## BEGIN DATA ROWS

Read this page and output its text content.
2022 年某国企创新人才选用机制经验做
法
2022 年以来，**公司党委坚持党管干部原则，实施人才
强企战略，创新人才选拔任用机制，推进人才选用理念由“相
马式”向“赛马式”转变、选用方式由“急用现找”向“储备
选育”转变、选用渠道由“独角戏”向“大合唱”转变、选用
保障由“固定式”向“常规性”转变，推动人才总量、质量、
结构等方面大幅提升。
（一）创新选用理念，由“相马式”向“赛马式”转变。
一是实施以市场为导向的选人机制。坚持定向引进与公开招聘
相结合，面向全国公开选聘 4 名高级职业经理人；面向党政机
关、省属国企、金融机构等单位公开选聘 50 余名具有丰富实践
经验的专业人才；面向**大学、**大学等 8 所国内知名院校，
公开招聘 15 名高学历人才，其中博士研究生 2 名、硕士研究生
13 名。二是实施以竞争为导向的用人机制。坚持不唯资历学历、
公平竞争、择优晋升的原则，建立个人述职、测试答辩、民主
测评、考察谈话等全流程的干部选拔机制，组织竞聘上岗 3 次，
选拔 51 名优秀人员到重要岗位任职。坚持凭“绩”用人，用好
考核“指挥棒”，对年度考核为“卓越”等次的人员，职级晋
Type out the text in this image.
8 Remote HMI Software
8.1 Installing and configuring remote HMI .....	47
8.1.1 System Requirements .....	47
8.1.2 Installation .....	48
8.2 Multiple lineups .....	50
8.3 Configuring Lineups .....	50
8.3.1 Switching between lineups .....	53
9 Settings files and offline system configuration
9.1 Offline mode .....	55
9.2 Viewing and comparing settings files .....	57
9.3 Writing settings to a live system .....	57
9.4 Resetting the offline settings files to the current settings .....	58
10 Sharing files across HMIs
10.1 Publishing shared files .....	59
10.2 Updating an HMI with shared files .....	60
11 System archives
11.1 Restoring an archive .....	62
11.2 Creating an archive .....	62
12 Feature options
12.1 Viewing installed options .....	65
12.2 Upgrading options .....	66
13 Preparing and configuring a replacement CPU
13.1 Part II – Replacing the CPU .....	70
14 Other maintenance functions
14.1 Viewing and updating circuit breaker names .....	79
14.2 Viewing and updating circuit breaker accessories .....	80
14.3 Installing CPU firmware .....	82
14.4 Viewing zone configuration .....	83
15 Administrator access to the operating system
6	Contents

## END DATA ROWS

## THE PROBLEM
Show, from the material above, each line that includes the string "circuit".

## EXERCISE RESPONSE
14.1 Viewing and updating circuit breaker names .....	79
14.2 Viewing and updating circuit breaker accessories .....	80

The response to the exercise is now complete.